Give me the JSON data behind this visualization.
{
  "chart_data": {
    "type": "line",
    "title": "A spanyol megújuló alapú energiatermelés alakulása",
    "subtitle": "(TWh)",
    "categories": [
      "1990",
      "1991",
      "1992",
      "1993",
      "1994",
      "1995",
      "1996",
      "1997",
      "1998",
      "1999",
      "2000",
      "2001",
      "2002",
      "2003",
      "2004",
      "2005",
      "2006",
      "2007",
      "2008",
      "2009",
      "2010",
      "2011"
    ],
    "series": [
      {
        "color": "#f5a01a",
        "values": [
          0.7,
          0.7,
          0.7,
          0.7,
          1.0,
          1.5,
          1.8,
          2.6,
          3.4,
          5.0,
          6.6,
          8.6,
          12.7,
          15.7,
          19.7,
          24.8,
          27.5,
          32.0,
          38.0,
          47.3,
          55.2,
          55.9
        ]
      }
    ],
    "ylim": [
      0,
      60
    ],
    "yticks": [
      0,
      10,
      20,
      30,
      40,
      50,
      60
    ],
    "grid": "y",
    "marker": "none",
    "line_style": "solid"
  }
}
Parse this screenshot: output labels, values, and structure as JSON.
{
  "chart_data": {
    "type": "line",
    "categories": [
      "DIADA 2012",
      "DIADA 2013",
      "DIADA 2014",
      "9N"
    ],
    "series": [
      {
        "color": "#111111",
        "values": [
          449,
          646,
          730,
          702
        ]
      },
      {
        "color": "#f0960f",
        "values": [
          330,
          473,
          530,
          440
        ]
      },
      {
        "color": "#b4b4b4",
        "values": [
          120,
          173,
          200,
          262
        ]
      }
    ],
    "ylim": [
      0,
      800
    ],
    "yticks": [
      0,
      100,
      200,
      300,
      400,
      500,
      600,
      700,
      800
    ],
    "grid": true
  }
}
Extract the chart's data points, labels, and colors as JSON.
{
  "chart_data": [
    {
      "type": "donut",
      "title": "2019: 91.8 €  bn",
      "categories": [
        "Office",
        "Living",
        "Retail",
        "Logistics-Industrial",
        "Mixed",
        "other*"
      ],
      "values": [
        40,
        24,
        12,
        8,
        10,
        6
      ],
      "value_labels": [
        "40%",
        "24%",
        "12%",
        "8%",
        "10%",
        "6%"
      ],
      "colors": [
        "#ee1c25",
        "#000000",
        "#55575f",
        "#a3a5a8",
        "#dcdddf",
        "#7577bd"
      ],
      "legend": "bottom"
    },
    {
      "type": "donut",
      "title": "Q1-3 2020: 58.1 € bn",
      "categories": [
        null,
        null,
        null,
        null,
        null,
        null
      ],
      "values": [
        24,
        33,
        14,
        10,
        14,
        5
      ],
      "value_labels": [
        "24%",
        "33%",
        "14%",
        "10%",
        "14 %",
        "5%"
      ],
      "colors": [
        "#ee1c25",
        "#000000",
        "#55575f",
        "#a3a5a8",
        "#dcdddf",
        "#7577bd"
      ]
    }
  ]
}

> _Exercise goal_
All of the entries above must be quoted exactly.

> _Full response_
Give me the JSON data behind this visualization.
{
  "chart_data": {
    "type": "line",
    "title": "A spanyol megújuló alapú energiatermelés alakulása",
    "subtitle": "(TWh)",
    "categories": [
      "1990",
      "1991",
      "1992",
      "1993",
      "1994",
      "1995",
      "1996",
      "1997",
      "1998",
      "1999",
      "2000",
      "2001",
      "2002",
      "2003",
      "2004",
      "2005",
      "2006",
      "2007",
      "2008",
      "2009",
      "2010",
      "2011"
    ],
    "series": [
      {
        "color": "#f5a01a",
        "values": [
          0.7,
          0.7,
          0.7,
          0.7,
          1.0,
          1.5,
          1.8,
          2.6,
          3.4,
          5.0,
          6.6,
          8.6,
          12.7,
          15.7,
          19.7,
          24.8,
          27.5,
          32.0,
          38.0,
          47.3,
          55.2,
          55.9
        ]
      }
    ],
    "ylim": [
      0,
      60
    ],
    "yticks": [
      0,
      10,
      20,
      30,
      40,
      50,
      60
    ],
    "grid": "y",
    "marker": "none",
    "line_style": "solid"
  }
}
Parse this screenshot: output labels, values, and structure as JSON.
{
  "chart_data": {
    "type": "line",
    "categories": [
      "DIADA 2012",
      "DIADA 2013",
      "DIADA 2014",
      "9N"
    ],
    "series": [
      {
        "color": "#111111",
        "values": [
          449,
          646,
          730,
          702
        ]
      },
      {
        "color": "#f0960f",
        "values": [
          330,
          473,
          530,
          440
        ]
      },
      {
        "color": "#b4b4b4",
        "values": [
          120,
          173,
          200,
          262
        ]
      }
    ],
    "ylim": [
      0,
      800
    ],
    "yticks": [
      0,
      100,
      200,
      300,
      400,
      500,
      600,
      700,
      800
    ],
    "grid": true
  }
}
Extract the chart's data points, labels, and colors as JSON.
{
  "chart_data": [
    {
      "type": "donut",
      "title": "2019: 91.8 €  bn",
      "categories": [
        "Office",
        "Living",
        "Retail",
        "Logistics-Industrial",
        "Mixed",
        "other*"
      ],
      "values": [
        40,
        24,
        12,
        8,
        10,
        6
      ],
      "value_labels": [
        "40%",
        "24%",
        "12%",
        "8%",
        "10%",
        "6%"
      ],
      "colors": [
        "#ee1c25",
        "#000000",
        "#55575f",
        "#a3a5a8",
        "#dcdddf",
        "#7577bd"
      ],
      "legend": "bottom"
    },
    {
      "type": "donut",
      "title": "Q1-3 2020: 58.1 € bn",
      "categories": [
        null,
        null,
        null,
        null,
        null,
        null
      ],
      "values": [
        24,
        33,
        14,
        10,
        14,
        5
      ],
      "value_labels": [
        "24%",
        "33%",
        "14%",
        "10%",
        "14 %",
        "5%"
      ],
      "colors": [
        "#ee1c25",
        "#000000",
        "#55575f",
        "#a3a5a8",
        "#dcdddf",
        "#7577bd"
      ]
    }
  ]
}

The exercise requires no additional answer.